Separate out the lines that hold "menampilkan".

══ MATERIAL TO PROCESS

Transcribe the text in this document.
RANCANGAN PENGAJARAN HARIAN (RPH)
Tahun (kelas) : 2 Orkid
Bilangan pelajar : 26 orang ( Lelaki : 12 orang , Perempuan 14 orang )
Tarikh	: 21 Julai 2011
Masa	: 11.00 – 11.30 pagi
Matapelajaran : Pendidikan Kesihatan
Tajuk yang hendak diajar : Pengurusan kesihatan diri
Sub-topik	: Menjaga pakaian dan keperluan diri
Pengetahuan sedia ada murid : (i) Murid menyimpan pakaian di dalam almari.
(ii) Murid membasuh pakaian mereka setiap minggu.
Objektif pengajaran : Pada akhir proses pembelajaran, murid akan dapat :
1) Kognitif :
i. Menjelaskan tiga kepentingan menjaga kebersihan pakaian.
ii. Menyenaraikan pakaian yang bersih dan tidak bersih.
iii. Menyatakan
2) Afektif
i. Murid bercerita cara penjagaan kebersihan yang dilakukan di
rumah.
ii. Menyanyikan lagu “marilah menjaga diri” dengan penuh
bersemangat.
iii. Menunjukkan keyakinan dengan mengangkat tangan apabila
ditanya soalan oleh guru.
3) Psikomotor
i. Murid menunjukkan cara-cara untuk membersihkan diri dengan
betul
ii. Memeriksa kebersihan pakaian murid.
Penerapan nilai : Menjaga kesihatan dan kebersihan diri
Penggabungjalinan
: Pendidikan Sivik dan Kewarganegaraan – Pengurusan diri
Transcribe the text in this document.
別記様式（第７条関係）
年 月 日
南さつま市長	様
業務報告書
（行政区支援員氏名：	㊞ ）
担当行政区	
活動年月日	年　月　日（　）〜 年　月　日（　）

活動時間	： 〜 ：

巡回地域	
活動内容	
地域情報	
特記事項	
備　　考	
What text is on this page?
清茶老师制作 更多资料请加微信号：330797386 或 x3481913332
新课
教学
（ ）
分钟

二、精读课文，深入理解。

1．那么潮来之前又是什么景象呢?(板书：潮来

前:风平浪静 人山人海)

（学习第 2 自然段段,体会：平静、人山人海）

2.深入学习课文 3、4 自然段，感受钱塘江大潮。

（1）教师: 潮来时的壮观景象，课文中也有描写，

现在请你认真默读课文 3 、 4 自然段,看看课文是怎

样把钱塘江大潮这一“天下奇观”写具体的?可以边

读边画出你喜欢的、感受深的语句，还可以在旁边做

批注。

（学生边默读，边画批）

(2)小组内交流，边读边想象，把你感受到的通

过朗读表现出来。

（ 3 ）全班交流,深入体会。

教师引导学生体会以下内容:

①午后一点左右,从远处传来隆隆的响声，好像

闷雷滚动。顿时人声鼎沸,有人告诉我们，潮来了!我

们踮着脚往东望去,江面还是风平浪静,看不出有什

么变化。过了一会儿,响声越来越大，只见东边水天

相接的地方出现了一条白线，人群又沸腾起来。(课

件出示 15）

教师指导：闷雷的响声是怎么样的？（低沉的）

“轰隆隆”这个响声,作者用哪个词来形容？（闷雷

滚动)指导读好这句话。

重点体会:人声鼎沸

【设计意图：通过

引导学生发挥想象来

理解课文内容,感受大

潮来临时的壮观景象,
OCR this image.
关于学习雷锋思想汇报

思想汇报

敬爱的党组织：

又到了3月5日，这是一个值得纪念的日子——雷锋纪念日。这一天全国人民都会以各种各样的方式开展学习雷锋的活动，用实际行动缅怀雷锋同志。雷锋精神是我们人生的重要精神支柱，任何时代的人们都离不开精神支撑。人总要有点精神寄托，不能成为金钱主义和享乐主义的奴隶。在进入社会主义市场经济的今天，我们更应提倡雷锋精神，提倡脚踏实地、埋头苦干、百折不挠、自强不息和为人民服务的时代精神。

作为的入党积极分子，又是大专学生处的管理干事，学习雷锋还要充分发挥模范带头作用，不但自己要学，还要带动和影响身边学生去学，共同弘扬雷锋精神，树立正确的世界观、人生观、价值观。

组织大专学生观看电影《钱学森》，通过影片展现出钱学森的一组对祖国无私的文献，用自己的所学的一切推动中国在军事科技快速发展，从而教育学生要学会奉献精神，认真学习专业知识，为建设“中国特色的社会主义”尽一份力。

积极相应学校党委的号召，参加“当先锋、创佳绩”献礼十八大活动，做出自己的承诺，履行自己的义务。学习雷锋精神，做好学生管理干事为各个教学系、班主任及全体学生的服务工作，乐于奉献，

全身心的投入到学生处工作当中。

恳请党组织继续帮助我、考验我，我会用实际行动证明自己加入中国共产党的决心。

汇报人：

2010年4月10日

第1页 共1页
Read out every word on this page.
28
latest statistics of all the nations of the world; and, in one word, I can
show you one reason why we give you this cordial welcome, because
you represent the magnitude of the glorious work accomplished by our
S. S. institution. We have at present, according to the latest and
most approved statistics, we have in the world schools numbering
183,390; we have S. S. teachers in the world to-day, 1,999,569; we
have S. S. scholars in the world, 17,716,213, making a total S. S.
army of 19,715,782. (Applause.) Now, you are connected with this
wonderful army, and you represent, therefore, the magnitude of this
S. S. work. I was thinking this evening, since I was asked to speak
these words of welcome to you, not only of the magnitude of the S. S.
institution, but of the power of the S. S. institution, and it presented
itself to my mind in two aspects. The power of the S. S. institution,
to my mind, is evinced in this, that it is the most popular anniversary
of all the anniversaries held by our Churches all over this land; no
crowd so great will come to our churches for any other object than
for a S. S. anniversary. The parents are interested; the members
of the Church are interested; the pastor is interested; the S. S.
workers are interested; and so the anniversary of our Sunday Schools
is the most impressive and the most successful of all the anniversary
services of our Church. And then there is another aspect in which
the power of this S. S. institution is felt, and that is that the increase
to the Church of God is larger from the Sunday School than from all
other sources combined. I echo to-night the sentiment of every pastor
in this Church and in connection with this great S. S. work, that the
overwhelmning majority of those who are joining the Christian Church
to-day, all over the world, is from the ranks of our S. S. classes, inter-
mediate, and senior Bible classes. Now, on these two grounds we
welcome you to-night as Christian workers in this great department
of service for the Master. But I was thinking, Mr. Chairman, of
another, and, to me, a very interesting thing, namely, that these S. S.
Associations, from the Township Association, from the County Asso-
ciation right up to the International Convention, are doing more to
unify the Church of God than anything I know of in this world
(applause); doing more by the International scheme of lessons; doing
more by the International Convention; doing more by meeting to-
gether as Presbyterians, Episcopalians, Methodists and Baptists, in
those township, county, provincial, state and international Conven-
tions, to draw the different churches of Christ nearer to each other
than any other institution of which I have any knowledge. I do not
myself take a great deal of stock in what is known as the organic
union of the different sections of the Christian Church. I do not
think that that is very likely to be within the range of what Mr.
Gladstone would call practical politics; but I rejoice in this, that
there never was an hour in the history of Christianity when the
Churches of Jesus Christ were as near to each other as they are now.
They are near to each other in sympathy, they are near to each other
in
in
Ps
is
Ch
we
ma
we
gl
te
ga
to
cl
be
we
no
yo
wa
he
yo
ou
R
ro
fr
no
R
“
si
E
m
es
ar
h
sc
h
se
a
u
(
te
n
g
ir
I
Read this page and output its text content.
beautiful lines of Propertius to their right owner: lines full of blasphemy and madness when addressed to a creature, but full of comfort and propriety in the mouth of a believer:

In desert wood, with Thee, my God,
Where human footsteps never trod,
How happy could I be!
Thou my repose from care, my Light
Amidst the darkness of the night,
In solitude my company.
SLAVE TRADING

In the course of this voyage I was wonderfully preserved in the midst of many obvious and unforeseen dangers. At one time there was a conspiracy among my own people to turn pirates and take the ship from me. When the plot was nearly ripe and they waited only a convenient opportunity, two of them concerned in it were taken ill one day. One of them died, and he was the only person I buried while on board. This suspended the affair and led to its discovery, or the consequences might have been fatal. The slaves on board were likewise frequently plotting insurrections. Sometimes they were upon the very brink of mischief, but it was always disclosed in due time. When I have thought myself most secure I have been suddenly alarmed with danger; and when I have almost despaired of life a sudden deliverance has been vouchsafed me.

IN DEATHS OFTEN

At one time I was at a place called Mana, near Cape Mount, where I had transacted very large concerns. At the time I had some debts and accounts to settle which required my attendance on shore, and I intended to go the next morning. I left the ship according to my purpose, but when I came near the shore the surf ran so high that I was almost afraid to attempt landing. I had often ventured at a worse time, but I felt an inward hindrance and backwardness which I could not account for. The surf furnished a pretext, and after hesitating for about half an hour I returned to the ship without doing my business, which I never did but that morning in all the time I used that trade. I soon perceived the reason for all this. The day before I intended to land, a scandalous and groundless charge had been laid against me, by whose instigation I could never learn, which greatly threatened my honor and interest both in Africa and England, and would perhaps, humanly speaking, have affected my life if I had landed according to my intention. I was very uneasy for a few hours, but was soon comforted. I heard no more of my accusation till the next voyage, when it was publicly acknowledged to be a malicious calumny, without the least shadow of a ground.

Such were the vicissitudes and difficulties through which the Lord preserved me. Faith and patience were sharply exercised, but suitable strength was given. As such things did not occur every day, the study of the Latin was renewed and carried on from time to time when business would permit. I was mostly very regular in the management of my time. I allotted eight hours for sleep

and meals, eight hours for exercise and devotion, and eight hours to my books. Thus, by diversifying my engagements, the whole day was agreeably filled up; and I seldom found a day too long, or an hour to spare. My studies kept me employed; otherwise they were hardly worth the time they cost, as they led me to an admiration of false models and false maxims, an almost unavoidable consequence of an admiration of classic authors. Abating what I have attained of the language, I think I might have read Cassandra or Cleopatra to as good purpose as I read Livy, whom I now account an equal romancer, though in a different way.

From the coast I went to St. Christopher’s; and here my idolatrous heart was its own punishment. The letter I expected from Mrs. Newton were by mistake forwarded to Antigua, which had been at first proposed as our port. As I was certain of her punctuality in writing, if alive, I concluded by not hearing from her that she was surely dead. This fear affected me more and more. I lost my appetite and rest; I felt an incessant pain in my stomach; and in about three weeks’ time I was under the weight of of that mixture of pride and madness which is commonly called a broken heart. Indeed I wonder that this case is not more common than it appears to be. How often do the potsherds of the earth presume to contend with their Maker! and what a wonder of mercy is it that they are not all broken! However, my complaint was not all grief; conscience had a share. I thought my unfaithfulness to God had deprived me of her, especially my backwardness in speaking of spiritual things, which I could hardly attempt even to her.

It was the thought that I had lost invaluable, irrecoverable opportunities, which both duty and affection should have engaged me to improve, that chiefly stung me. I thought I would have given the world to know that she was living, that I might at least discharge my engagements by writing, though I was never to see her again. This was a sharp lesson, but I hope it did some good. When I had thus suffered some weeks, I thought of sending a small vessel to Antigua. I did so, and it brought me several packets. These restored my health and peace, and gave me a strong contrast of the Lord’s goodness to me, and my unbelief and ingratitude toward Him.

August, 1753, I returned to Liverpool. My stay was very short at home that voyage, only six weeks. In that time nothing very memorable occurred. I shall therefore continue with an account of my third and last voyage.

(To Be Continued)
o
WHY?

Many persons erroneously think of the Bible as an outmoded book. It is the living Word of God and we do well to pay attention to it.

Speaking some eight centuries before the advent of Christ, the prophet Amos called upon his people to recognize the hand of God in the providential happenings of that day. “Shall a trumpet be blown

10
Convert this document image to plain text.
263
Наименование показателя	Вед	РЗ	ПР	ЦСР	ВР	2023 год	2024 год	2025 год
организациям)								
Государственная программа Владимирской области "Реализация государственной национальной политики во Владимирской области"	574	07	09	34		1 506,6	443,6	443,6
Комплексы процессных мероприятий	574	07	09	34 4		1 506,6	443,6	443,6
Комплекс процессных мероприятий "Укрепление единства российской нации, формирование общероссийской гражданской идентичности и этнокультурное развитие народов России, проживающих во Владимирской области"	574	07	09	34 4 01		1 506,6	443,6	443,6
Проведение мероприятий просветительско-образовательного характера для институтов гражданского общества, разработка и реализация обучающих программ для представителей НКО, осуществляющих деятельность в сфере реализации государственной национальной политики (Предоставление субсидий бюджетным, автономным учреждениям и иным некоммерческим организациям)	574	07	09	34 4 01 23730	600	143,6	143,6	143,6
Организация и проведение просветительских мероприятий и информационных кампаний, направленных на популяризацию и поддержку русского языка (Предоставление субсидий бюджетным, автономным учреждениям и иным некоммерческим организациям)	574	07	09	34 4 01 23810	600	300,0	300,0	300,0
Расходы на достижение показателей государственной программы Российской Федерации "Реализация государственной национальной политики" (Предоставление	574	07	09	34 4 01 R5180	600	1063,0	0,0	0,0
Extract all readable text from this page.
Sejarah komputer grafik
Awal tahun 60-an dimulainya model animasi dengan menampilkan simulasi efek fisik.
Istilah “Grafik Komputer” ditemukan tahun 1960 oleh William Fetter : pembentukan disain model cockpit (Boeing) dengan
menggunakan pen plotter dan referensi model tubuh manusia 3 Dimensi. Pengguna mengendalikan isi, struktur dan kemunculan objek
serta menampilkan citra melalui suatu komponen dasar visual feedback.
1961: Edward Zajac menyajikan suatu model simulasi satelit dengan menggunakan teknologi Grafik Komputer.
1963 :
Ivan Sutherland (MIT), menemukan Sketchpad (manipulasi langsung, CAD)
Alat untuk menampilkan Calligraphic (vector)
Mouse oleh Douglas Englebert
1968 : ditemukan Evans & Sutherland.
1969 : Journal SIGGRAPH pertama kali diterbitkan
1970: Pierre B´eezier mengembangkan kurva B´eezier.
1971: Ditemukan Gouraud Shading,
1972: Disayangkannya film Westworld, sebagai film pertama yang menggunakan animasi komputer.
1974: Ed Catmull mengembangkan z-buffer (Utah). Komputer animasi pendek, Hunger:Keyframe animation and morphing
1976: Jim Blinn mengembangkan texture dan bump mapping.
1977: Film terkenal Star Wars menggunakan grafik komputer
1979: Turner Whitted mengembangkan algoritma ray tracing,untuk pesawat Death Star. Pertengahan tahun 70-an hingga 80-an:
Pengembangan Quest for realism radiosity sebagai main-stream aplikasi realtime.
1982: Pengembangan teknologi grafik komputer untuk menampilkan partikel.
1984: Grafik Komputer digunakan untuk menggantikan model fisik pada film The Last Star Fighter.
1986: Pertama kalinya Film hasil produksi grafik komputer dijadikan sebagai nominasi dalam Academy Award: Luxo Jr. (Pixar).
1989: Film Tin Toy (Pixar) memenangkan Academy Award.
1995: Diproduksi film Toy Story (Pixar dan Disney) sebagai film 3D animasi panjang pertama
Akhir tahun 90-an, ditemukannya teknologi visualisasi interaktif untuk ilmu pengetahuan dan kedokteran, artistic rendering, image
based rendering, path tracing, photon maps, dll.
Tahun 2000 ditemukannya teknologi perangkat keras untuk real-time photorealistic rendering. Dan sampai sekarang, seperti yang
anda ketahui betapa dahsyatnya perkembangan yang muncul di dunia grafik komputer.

════

● **RESPONSE TO THE EXERCISE**
Awal tahun 60-an dimulainya model animasi dengan menampilkan simulasi efek fisik.
serta menampilkan citra melalui suatu komponen dasar visual feedback.
Alat untuk menampilkan Calligraphic (vector)
1982: Pengembangan teknologi grafik komputer untuk menampilkan partikel.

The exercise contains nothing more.